## PROBLEM STATEMENT
Transcribe the material in full. Nothing should differ except that the pictures are left out.

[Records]
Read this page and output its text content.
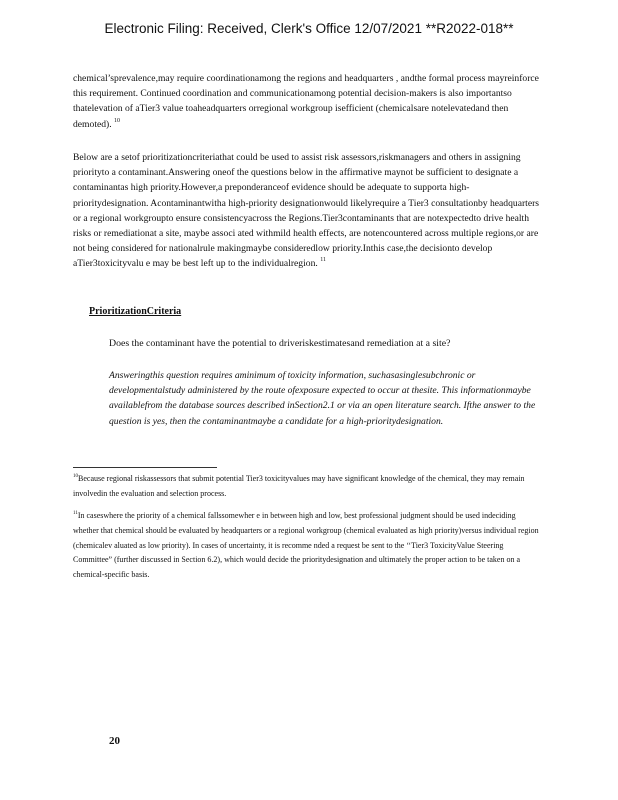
Electronic Filing: Received, Clerk's Office 12/07/2021 **R2022-018**
chemical’sprevalence,may require coordinationamong the regions and headquarters , andthe formal process mayreinforce this requirement. Continued coordination and communicationamong potential decision-makers is also importantso thatelevation of aTier3 value toaheadquarters orregional workgroup isefficient (chemicalsare notelevatedand then demoted). $^{10}$
Below are a setof prioritizationcriteriathat could be used to assist risk assessors,riskmanagers and others in assigning priorityto a contaminant.Answering oneof the questions below in the affirmative maynot be sufficient to designate a contaminantas high priority.However,a preponderanceof evidence should be adequate to supporta high-prioritydesignation. Acontaminantwitha high-priority designationwould likelyrequire a Tier3 consultationby headquarters or a regional workgroupto ensure consistencyacross the Regions.Tier3contaminants that are notexpectedto drive health risks or remediationat a site, maybe associ ated withmild health effects, are notencountered across multiple regions,or are not being considered for nationalrule makingmaybe consideredlow priority.Inthis case,the decisionto develop aTier3toxicityvalu e may be best left up to the individualregion. $^{11}$
PrioritizationCriteria
Does the contaminant have the potential to driveriskestimatesand remediation at a site?
Answeringthis question requires aminimum of toxicity information, suchasasinglesubchronic or developmentalstudy administered by the route ofexposure expected to occur at thesite. This informationmaybe availablefrom the database sources described inSection2.1 or via an open literature search. Ifthe answer to the question is yes, then the contaminantmaybe a candidate for a high-prioritydesignation.
$^{10}$Because regional riskassessors that submit potential Tier3 toxicityvalues may have significant knowledge of the chemical, they may remain involvedin the evaluation and selection process.
$^{11}$In caseswhere the priority of a chemical fallssomewher e in between high and low, best professional judgment should be used indeciding whether that chemical should be evaluated by headquarters or a regional workgroup (chemical evaluated as high priority)versus individual region (chemicalev aluated as low priority). In cases of uncertainty, it is recomme nded a request be sent to the ‘‘Tier3 ToxicityValue Steering Committee” (further discussed in Section 6.2), which would decide the prioritydesignation and ultimately the proper action to be taken on a chemical-specific basis.
20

## REPLY TO THE EXERCISE
Read this page and output its text content.
Electronic Filing: Received, Clerk's Office 12/07/2021 **R2022-018**
chemical’sprevalence,may require coordinationamong the regions and headquarters , andthe formal process mayreinforce this requirement. Continued coordination and communicationamong potential decision-makers is also importantso thatelevation of aTier3 value toaheadquarters orregional workgroup isefficient (chemicalsare notelevatedand then demoted). $^{10}$
Below are a setof prioritizationcriteriathat could be used to assist risk assessors,riskmanagers and others in assigning priorityto a contaminant.Answering oneof the questions below in the affirmative maynot be sufficient to designate a contaminantas high priority.However,a preponderanceof evidence should be adequate to supporta high-prioritydesignation. Acontaminantwitha high-priority designationwould likelyrequire a Tier3 consultationby headquarters or a regional workgroupto ensure consistencyacross the Regions.Tier3contaminants that are notexpectedto drive health risks or remediationat a site, maybe associ ated withmild health effects, are notencountered across multiple regions,or are not being considered for nationalrule makingmaybe consideredlow priority.Inthis case,the decisionto develop aTier3toxicityvalu e may be best left up to the individualregion. $^{11}$
PrioritizationCriteria
Does the contaminant have the potential to driveriskestimatesand remediation at a site?
Answeringthis question requires aminimum of toxicity information, suchasasinglesubchronic or developmentalstudy administered by the route ofexposure expected to occur at thesite. This informationmaybe availablefrom the database sources described inSection2.1 or via an open literature search. Ifthe answer to the question is yes, then the contaminantmaybe a candidate for a high-prioritydesignation.
$^{10}$Because regional riskassessors that submit potential Tier3 toxicityvalues may have significant knowledge of the chemical, they may remain involvedin the evaluation and selection process.
$^{11}$In caseswhere the priority of a chemical fallssomewher e in between high and low, best professional judgment should be used indeciding whether that chemical should be evaluated by headquarters or a regional workgroup (chemical evaluated as high priority)versus individual region (chemicalev aluated as low priority). In cases of uncertainty, it is recomme nded a request be sent to the ‘‘Tier3 ToxicityValue Steering Committee” (further discussed in Section 6.2), which would decide the prioritydesignation and ultimately the proper action to be taken on a chemical-specific basis.
20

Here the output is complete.